Request: Omit the pictures, then reproduce every remaining record exactly.

--------------------------------------------------

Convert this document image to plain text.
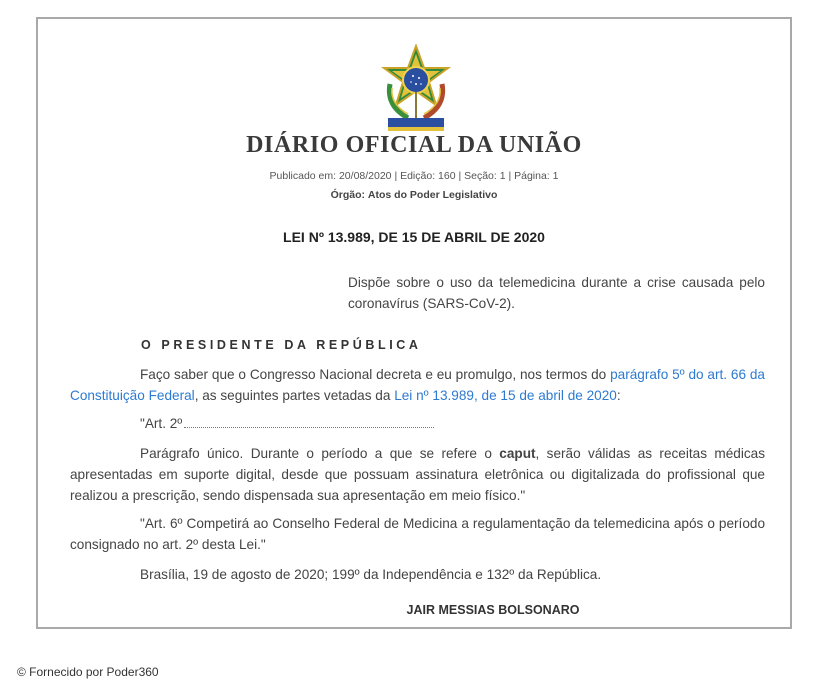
DIÁRIO OFICIAL DA UNIÃO
Publicado em: 20/08/2020 | Edição: 160 | Seção: 1 | Página: 1
Órgão: Atos do Poder Legislativo
LEI Nº 13.989, DE 15 DE ABRIL DE 2020
Dispõe sobre o uso da telemedicina durante a crise causada pelo coronavírus (SARS-CoV-2).
O PRESIDENTE DA REPÚBLICA
Faço saber que o Congresso Nacional decreta e eu promulgo, nos termos do parágrafo 5º do art. 66 da Constituição Federal, as seguintes partes vetadas da Lei nº 13.989, de 15 de abril de 2020:
"Art. 2º
Parágrafo único. Durante o período a que se refere o caput, serão válidas as receitas médicas apresentadas em suporte digital, desde que possuam assinatura eletrônica ou digitalizada do profissional que realizou a prescrição, sendo dispensada sua apresentação em meio físico."
"Art. 6º Competirá ao Conselho Federal de Medicina a regulamentação da telemedicina após o período consignado no art. 2º desta Lei."
Brasília, 19 de agosto de 2020; 199º da Independência e 132º da República.
JAIR MESSIAS BOLSONARO
© Fornecido por Poder360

--------------------------------------------------

Output:
Convert this document image to plain text.
DIÁRIO OFICIAL DA UNIÃO
Publicado em: 20/08/2020 | Edição: 160 | Seção: 1 | Página: 1
Órgão: Atos do Poder Legislativo
LEI Nº 13.989, DE 15 DE ABRIL DE 2020
Dispõe sobre o uso da telemedicina durante a crise causada pelo coronavírus (SARS-CoV-2).
O PRESIDENTE DA REPÚBLICA
Faço saber que o Congresso Nacional decreta e eu promulgo, nos termos do parágrafo 5º do art. 66 da Constituição Federal, as seguintes partes vetadas da Lei nº 13.989, de 15 de abril de 2020:
"Art. 2º
Parágrafo único. Durante o período a que se refere o caput, serão válidas as receitas médicas apresentadas em suporte digital, desde que possuam assinatura eletrônica ou digitalizada do profissional que realizou a prescrição, sendo dispensada sua apresentação em meio físico."
"Art. 6º Competirá ao Conselho Federal de Medicina a regulamentação da telemedicina após o período consignado no art. 2º desta Lei."
Brasília, 19 de agosto de 2020; 199º da Independência e 132º da República.
JAIR MESSIAS BOLSONARO
© Fornecido por Poder360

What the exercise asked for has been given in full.